- DIRECTIVE -
Present every line in which the string "right" appears.

──────────

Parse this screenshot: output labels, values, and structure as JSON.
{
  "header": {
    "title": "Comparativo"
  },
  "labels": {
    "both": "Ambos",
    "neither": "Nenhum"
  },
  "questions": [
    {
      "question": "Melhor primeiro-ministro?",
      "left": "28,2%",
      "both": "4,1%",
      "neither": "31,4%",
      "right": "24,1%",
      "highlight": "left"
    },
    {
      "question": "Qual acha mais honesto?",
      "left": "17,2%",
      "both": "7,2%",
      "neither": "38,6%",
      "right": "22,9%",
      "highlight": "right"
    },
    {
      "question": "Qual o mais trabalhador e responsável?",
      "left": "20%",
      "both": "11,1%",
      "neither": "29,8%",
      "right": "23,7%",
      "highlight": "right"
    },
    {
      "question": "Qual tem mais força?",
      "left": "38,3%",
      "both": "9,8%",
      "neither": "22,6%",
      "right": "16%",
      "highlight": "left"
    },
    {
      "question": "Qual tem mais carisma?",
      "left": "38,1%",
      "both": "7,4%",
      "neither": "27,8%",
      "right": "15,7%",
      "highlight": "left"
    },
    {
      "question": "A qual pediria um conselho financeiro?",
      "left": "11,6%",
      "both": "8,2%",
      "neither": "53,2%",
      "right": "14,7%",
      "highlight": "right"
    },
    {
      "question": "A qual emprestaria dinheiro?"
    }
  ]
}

──────────

- COMPLETED TASK -
      "right": "24,1%",
      "right": "22,9%",
      "highlight": "right"
      "right": "23,7%",
      "highlight": "right"
      "right": "16%",
      "right": "15,7%",
      "right": "14,7%",
      "highlight": "right"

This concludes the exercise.